__What the exercise asks__: Copy the lines of Block 1 verbatim, beginning with the line containing "feature-title: Real Money, Real" and continuing through the line containing "1204, 176, 1278]", both included.

[BEGIN Information supplied]

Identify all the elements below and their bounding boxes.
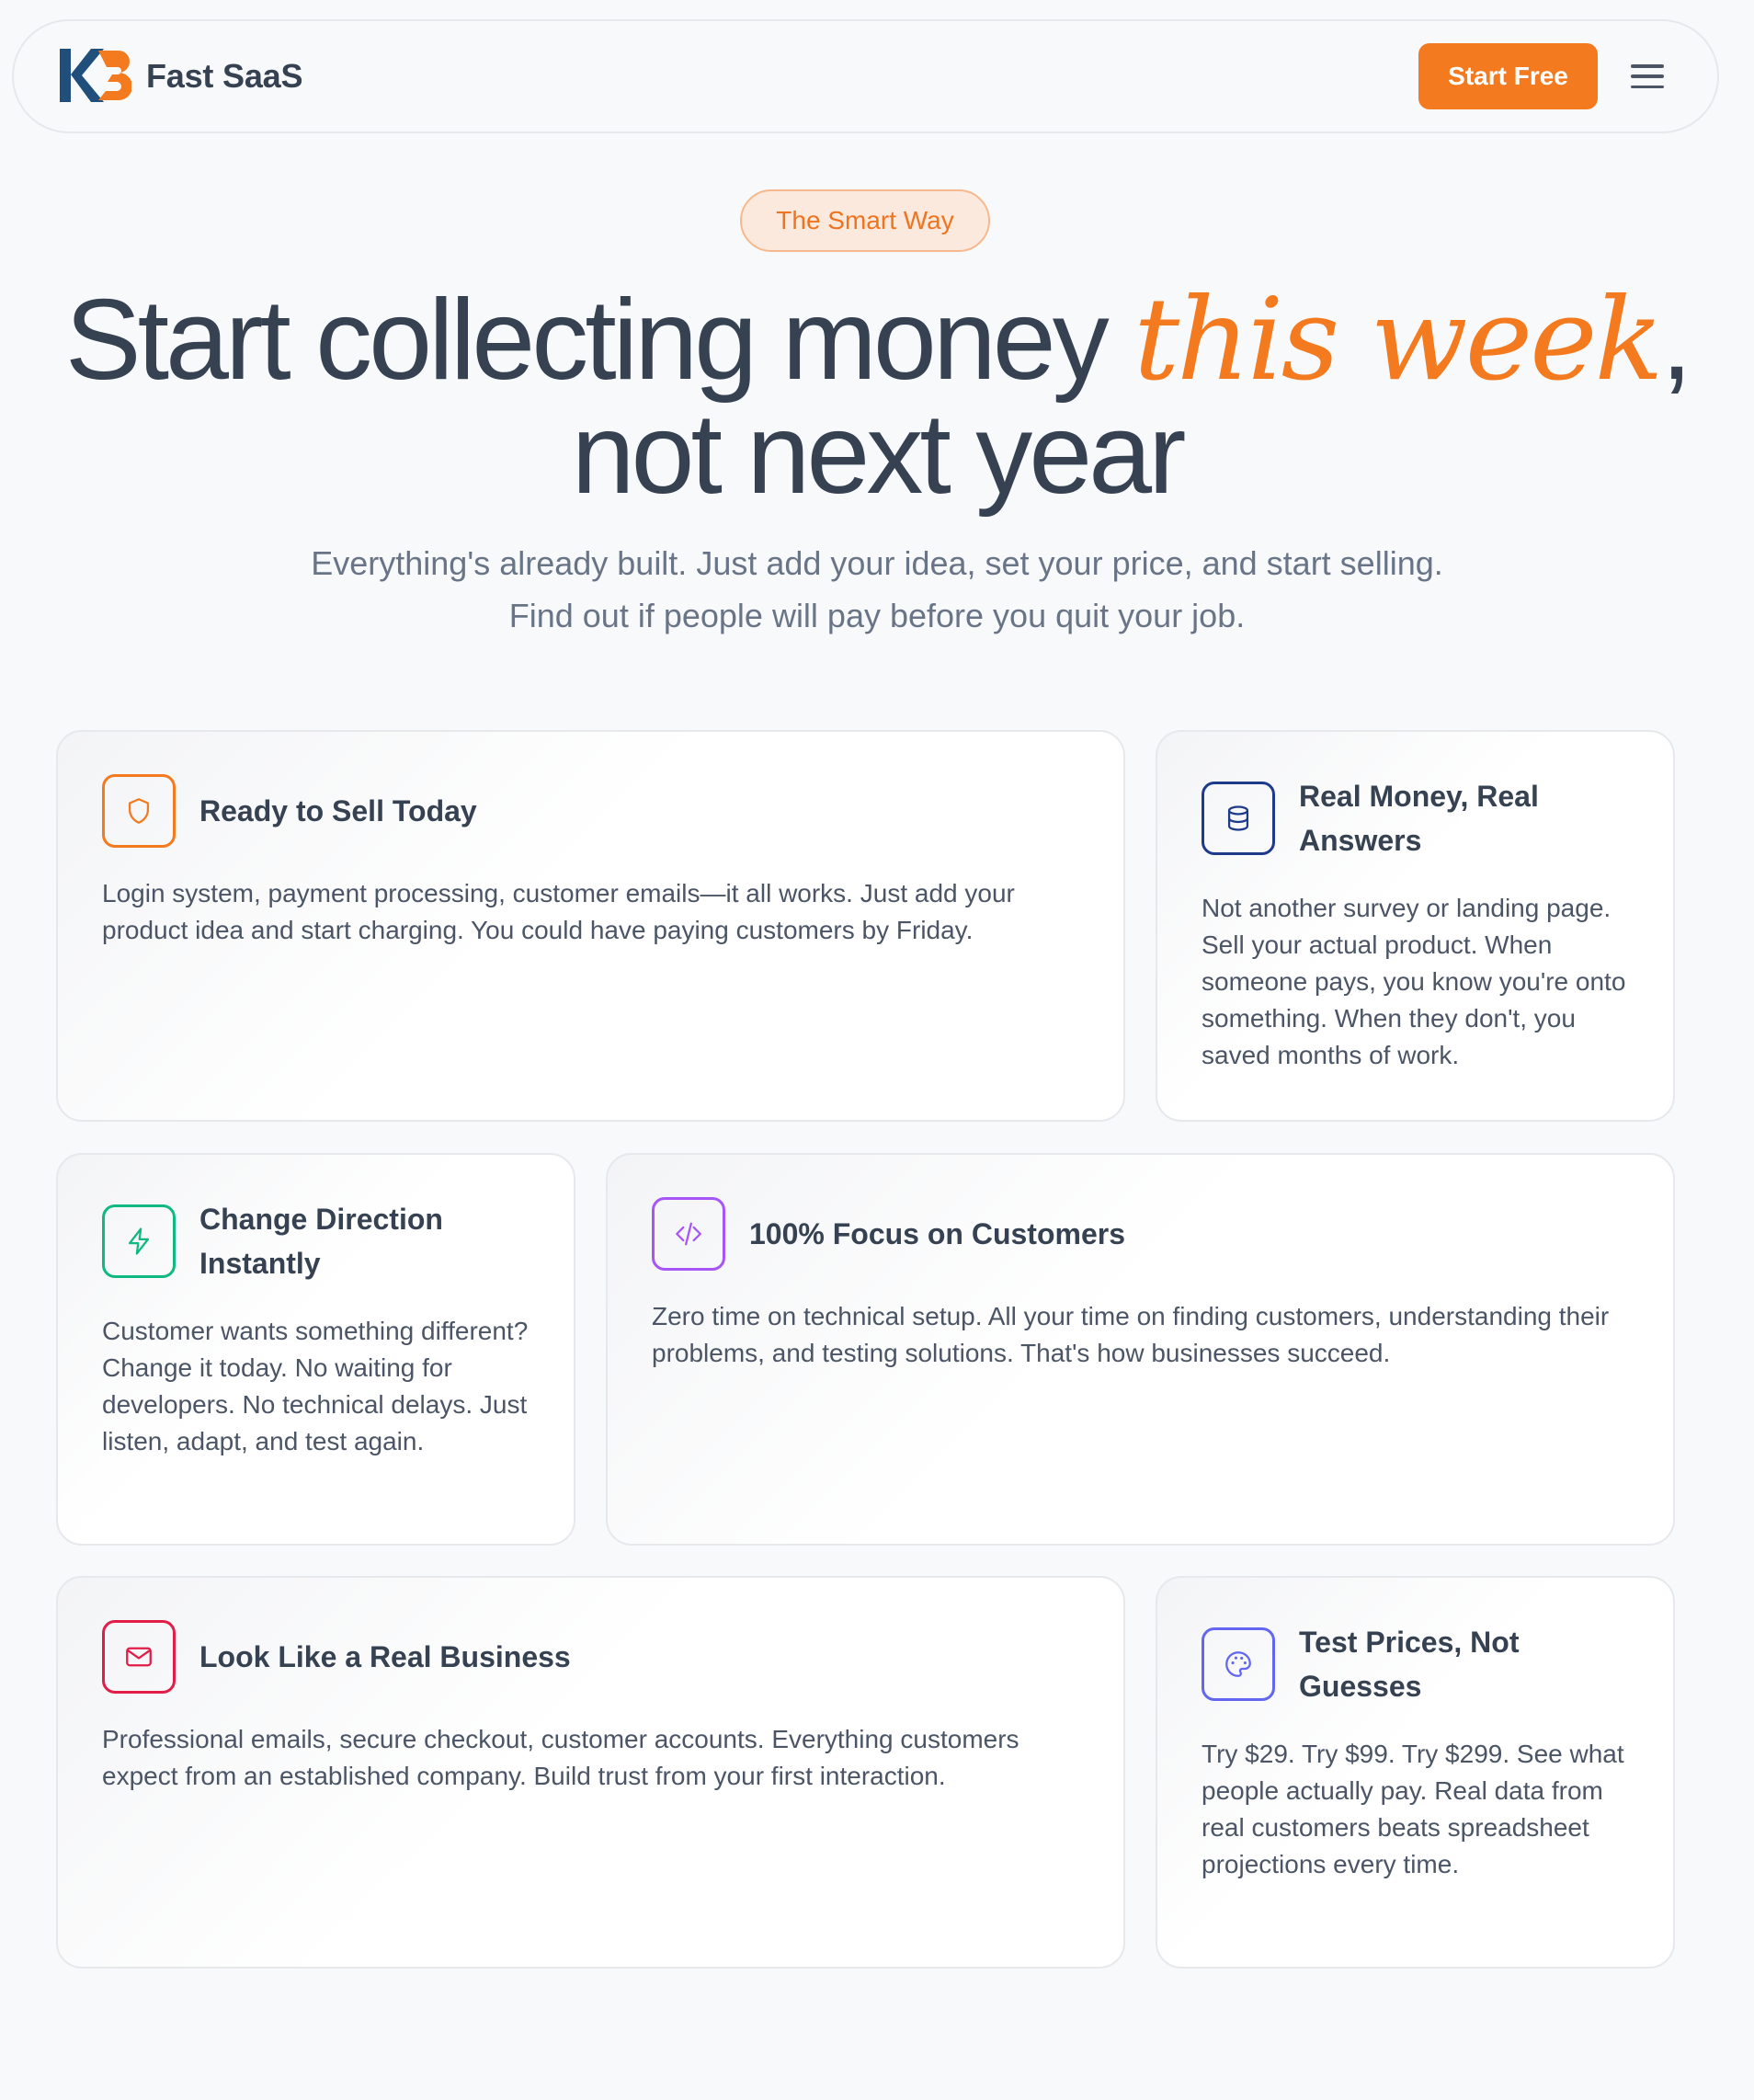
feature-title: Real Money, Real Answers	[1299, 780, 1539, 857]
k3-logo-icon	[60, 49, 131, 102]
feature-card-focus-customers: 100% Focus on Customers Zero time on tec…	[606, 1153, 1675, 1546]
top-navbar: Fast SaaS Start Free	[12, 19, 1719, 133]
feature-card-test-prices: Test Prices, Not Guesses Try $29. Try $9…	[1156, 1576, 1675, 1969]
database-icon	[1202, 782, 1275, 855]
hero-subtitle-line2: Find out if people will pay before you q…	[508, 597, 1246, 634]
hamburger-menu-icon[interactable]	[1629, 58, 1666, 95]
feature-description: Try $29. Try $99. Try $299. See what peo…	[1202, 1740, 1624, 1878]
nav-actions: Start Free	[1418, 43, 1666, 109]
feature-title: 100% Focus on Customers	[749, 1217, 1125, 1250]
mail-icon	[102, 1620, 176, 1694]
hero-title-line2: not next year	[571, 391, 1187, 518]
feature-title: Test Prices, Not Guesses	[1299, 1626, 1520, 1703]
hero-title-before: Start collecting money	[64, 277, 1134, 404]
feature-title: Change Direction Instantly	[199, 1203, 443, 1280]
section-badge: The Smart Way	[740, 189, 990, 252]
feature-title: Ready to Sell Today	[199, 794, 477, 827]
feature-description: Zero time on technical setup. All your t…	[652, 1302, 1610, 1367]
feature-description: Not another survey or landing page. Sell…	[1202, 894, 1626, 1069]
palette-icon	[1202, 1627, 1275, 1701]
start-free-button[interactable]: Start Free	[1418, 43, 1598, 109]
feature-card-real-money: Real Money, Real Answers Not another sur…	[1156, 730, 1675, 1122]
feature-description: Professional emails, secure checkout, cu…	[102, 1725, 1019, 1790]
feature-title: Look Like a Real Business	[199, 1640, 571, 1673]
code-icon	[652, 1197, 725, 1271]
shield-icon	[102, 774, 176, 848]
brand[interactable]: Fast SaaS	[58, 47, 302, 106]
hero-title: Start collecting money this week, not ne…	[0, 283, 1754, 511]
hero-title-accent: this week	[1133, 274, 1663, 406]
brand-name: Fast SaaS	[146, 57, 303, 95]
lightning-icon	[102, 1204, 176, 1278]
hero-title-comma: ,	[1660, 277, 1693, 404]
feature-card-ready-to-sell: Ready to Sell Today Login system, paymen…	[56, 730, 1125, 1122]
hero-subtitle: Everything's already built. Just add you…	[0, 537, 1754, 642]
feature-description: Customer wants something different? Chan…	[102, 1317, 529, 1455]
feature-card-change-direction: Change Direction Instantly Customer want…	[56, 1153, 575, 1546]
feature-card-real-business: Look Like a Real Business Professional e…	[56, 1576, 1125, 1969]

[END Information supplied]

__Worked answer__:
feature-title: Real Money, Real Answers	[1299, 780, 1539, 857]
k3-logo-icon	[60, 49, 131, 102]
feature-card-focus-customers: 100% Focus on Customers Zero time on tec…	[606, 1153, 1675, 1546]
top-navbar: Fast SaaS Start Free	[12, 19, 1719, 133]
feature-card-test-prices: Test Prices, Not Guesses Try $29. Try $9…	[1156, 1576, 1675, 1969]
database-icon	[1202, 782, 1275, 855]
hero-subtitle-line2: Find out if people will pay before you q…	[508, 597, 1246, 634]
hamburger-menu-icon[interactable]	[1629, 58, 1666, 95]
feature-description: Try $29. Try $99. Try $299. See what peo…	[1202, 1740, 1624, 1878]
nav-actions: Start Free	[1418, 43, 1666, 109]
feature-title: 100% Focus on Customers	[749, 1217, 1125, 1250]
mail-icon	[102, 1620, 176, 1694]
hero-title-line2: not next year	[571, 391, 1187, 518]
feature-title: Test Prices, Not Guesses	[1299, 1626, 1520, 1703]
hero-title-before: Start collecting money	[64, 277, 1134, 404]
feature-title: Change Direction Instantly	[199, 1203, 443, 1280]
section-badge: The Smart Way	[740, 189, 990, 252]
feature-title: Ready to Sell Today	[199, 794, 477, 827]
feature-description: Zero time on technical setup. All your t…	[652, 1302, 1610, 1367]
feature-description: Not another survey or landing page. Sell…	[1202, 894, 1626, 1069]
palette-icon	[1202, 1627, 1275, 1701]
start-free-button[interactable]: Start Free	[1418, 43, 1598, 109]
feature-card-real-money: Real Money, Real Answers Not another sur…	[1156, 730, 1675, 1122]
feature-description: Professional emails, secure checkout, cu…	[102, 1725, 1019, 1790]
feature-title: Look Like a Real Business	[199, 1640, 571, 1673]
code-icon	[652, 1197, 725, 1271]
shield-icon	[102, 774, 176, 848]
brand[interactable]: Fast SaaS	[58, 47, 302, 106]
hero-title: Start collecting money this week, not ne…	[0, 283, 1754, 511]
hero-title-accent: this week	[1133, 274, 1663, 406]
brand-name: Fast SaaS	[146, 57, 303, 95]
lightning-icon	[102, 1204, 176, 1278]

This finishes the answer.